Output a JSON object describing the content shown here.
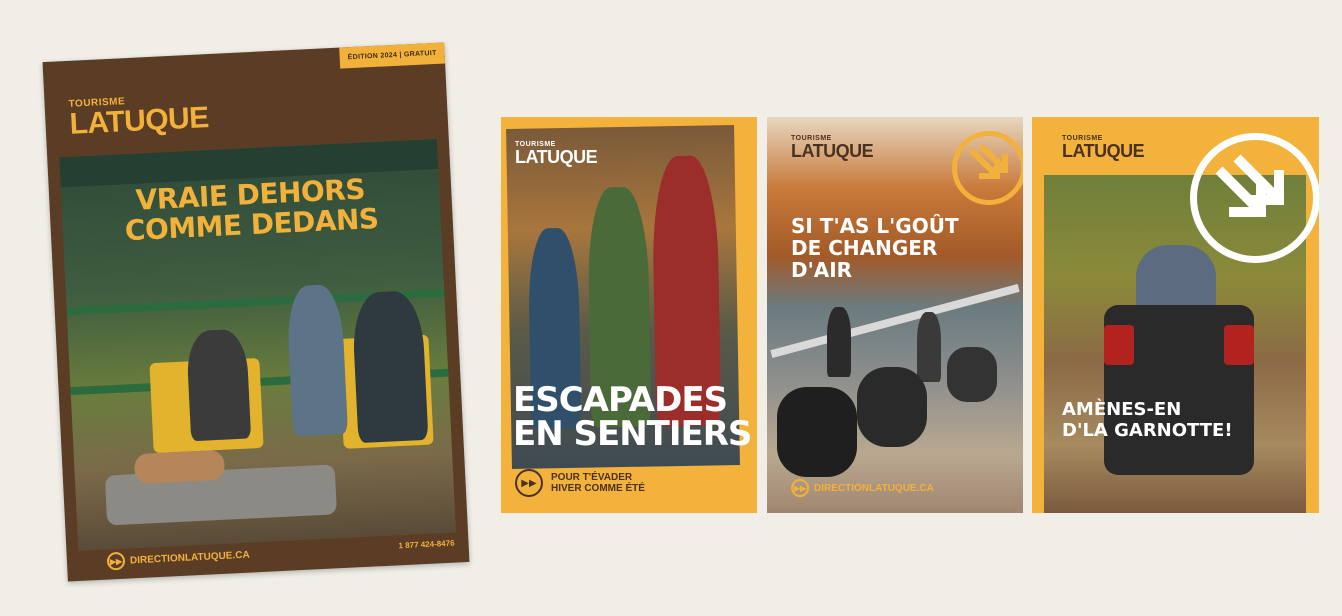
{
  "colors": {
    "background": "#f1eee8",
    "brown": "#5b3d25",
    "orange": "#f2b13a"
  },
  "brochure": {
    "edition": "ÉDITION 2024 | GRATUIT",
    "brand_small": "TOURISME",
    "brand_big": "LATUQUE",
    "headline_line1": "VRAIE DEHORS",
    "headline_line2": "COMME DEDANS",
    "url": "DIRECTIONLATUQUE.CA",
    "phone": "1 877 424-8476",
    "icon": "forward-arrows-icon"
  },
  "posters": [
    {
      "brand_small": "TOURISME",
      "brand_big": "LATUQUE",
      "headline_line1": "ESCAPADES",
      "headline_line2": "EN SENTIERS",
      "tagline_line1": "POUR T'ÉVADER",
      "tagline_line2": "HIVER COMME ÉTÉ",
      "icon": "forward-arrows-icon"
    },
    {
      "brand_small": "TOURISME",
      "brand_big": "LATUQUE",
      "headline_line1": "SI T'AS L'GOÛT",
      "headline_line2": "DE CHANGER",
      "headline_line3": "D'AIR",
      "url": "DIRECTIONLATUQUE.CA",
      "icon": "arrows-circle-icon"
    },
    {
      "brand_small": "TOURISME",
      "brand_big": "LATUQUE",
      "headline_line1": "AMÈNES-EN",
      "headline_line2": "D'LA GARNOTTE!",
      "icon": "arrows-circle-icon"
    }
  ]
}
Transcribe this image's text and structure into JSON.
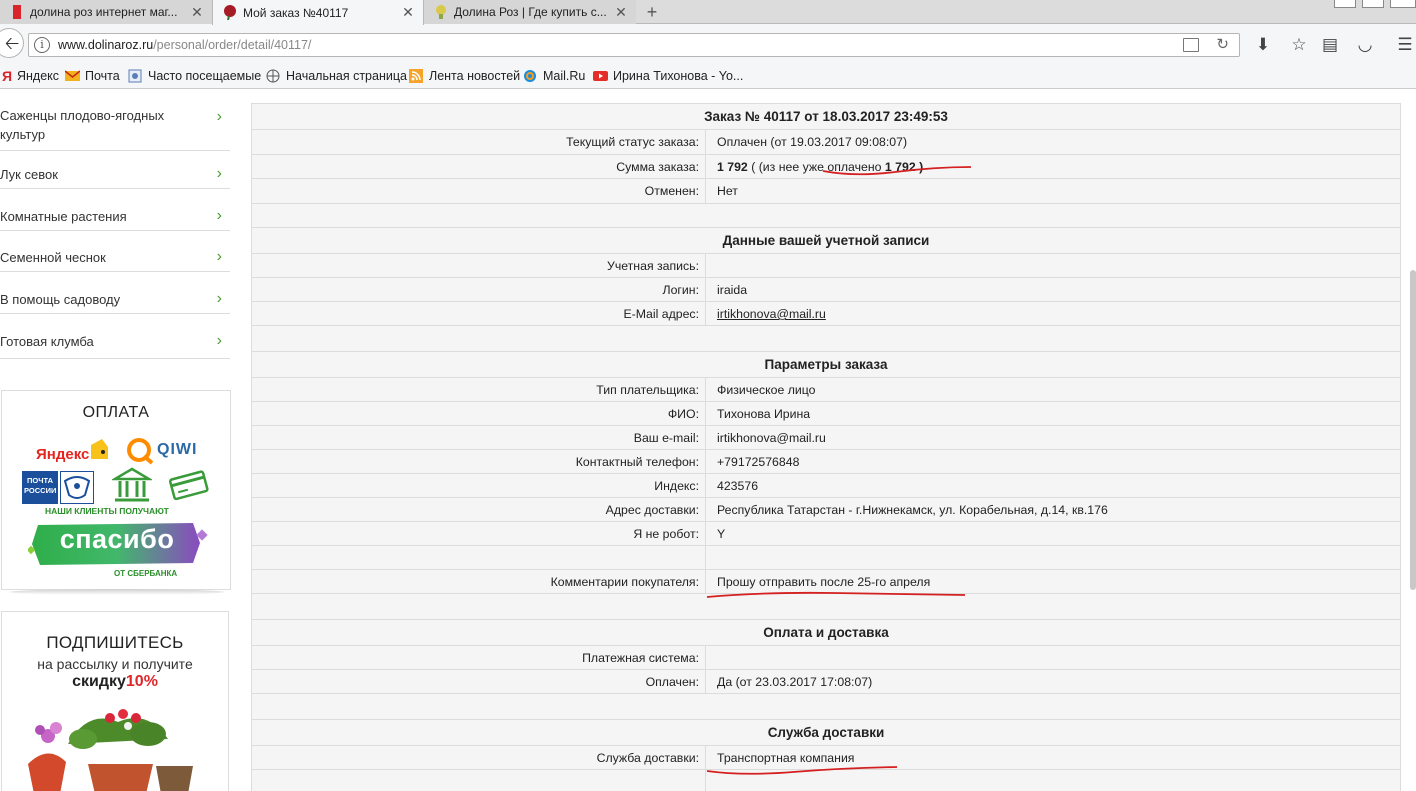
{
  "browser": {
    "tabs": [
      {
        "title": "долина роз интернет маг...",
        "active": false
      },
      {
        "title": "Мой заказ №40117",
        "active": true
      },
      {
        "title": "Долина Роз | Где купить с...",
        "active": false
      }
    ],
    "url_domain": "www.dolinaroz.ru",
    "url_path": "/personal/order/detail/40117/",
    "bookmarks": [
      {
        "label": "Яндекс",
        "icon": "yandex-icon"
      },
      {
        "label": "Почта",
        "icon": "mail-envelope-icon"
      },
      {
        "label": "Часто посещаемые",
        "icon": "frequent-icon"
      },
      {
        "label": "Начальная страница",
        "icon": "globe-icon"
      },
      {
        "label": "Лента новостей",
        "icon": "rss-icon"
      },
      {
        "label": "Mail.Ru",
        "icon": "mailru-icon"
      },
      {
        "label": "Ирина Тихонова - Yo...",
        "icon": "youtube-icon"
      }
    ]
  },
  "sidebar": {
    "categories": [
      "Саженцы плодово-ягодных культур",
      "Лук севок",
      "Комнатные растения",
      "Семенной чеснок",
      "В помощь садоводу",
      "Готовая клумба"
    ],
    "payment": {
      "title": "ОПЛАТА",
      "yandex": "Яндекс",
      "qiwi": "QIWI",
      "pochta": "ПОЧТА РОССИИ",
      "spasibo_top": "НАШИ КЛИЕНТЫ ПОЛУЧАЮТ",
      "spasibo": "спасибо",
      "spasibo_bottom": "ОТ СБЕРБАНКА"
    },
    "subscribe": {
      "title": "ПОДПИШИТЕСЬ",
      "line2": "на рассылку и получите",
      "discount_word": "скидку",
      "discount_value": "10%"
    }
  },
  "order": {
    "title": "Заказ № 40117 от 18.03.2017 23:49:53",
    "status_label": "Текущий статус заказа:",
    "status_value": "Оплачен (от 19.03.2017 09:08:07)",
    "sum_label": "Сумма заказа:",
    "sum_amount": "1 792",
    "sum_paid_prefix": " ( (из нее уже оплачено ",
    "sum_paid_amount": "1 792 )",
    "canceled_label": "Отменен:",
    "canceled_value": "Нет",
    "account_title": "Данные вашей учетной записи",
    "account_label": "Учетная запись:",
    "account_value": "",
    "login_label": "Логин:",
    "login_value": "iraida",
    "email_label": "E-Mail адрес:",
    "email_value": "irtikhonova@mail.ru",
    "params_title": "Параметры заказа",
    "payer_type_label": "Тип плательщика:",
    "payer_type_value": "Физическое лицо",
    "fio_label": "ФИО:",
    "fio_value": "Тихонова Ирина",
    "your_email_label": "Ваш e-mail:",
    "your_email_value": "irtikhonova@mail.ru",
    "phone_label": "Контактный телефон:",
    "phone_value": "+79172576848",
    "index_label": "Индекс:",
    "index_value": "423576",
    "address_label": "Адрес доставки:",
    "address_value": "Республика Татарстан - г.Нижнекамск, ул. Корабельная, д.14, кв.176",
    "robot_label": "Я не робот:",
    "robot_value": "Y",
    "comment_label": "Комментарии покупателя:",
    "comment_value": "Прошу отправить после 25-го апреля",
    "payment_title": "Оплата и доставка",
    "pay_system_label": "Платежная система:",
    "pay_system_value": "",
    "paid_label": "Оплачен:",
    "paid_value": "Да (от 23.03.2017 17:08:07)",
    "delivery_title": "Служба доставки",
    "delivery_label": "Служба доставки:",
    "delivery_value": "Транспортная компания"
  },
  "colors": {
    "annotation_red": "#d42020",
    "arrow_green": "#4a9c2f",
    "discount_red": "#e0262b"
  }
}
____________
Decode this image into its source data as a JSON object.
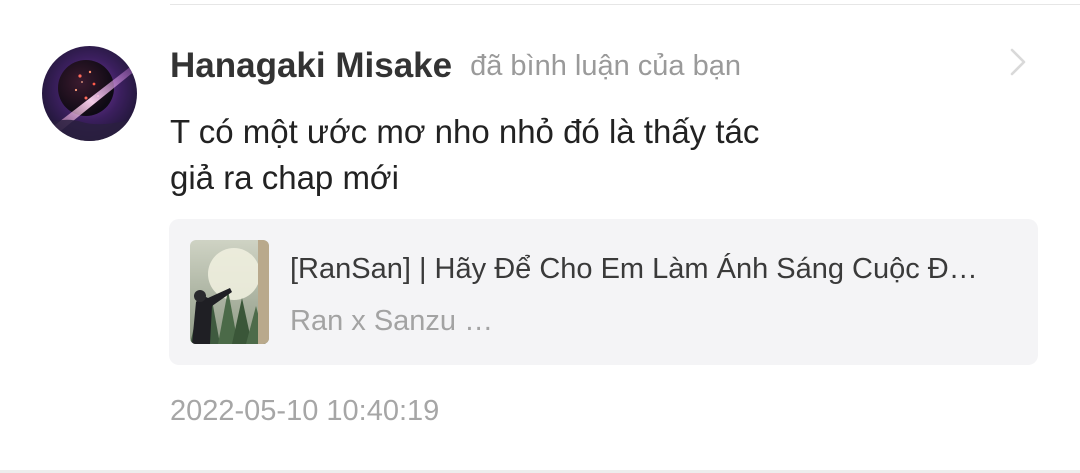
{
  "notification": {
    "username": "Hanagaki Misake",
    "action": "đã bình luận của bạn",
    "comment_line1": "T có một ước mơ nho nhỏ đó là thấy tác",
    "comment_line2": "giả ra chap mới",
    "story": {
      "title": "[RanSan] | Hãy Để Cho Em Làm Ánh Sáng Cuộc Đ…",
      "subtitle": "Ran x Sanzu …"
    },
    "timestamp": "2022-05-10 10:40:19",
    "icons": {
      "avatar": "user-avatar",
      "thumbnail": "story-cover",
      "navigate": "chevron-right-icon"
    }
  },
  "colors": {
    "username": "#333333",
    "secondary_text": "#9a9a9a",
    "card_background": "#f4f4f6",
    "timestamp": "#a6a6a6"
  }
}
____________
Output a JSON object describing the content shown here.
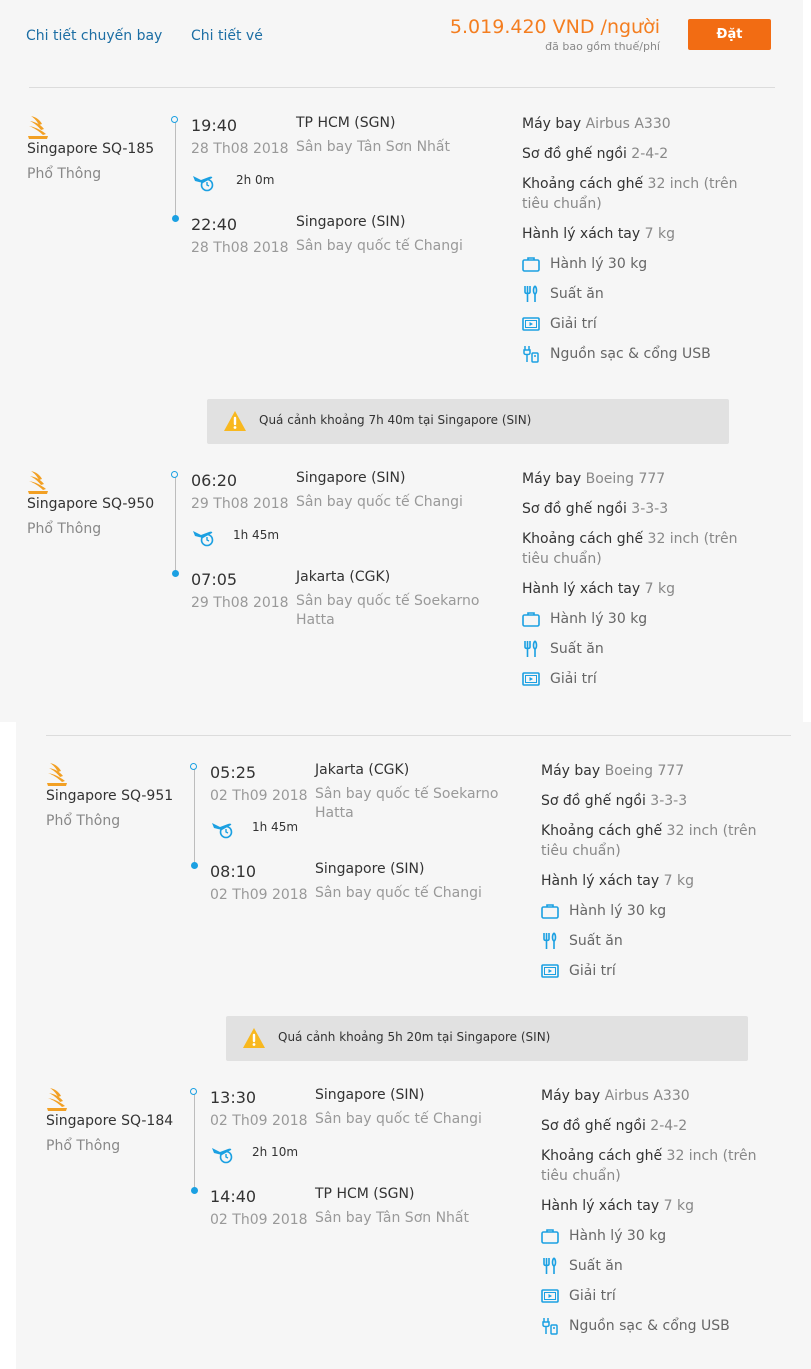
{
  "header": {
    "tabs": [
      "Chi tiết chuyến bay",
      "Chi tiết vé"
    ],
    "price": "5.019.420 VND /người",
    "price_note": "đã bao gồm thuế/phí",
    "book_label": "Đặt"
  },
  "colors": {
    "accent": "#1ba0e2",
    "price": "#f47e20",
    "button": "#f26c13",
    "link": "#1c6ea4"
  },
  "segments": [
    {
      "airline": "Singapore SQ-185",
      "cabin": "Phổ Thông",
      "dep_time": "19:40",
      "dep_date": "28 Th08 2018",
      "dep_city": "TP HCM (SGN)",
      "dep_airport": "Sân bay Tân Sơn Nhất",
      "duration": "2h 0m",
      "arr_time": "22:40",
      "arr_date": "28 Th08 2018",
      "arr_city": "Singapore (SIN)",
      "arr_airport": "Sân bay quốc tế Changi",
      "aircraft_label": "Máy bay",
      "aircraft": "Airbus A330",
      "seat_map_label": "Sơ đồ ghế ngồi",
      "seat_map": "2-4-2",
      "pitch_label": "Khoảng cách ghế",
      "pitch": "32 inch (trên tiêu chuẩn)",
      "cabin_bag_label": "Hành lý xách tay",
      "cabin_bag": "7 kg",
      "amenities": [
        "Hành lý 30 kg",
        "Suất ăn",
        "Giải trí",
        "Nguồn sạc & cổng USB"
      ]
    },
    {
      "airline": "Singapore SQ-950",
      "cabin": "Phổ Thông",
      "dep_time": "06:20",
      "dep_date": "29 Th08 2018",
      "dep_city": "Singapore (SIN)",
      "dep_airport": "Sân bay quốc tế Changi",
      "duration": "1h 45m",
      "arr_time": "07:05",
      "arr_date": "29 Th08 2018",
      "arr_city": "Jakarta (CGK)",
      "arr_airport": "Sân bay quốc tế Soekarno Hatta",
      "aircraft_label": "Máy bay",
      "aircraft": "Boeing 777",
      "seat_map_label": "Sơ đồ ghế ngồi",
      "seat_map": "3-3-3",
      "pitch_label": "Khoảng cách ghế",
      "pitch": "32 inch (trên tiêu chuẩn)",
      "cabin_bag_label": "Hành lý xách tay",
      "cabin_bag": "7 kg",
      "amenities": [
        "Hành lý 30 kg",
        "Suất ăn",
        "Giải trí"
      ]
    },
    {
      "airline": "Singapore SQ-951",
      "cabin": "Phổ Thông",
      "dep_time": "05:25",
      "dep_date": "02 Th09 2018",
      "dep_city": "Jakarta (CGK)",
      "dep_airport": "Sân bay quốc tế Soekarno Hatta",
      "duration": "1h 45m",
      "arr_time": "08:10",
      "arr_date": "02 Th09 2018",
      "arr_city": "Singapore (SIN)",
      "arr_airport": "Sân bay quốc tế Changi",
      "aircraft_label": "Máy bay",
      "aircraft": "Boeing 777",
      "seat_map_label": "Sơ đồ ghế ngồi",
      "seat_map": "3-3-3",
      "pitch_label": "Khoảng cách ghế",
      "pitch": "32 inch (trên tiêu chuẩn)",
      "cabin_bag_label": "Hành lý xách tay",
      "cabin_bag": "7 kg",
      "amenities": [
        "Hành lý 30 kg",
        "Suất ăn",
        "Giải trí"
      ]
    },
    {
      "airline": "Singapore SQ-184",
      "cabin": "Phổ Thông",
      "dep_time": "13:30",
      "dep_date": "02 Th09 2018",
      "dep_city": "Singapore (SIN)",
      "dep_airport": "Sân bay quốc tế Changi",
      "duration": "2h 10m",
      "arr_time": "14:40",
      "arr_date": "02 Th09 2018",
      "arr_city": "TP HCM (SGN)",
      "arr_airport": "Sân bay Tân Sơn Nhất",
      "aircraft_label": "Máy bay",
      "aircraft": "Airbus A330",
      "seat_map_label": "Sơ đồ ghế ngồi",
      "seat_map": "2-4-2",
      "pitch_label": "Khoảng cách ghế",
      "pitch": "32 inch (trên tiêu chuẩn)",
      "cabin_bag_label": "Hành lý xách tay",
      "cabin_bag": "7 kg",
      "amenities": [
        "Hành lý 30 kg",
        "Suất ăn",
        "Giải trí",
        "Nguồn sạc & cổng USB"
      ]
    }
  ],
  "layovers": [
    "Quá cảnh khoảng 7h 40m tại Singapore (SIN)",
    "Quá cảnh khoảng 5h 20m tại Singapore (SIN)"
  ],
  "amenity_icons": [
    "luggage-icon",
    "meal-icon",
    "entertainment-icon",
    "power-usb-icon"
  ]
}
____________
◆ Set problem ◆
Look through the entries above and count each line holding "order"; report the count alone.

◆ Solution for this problem ◆
2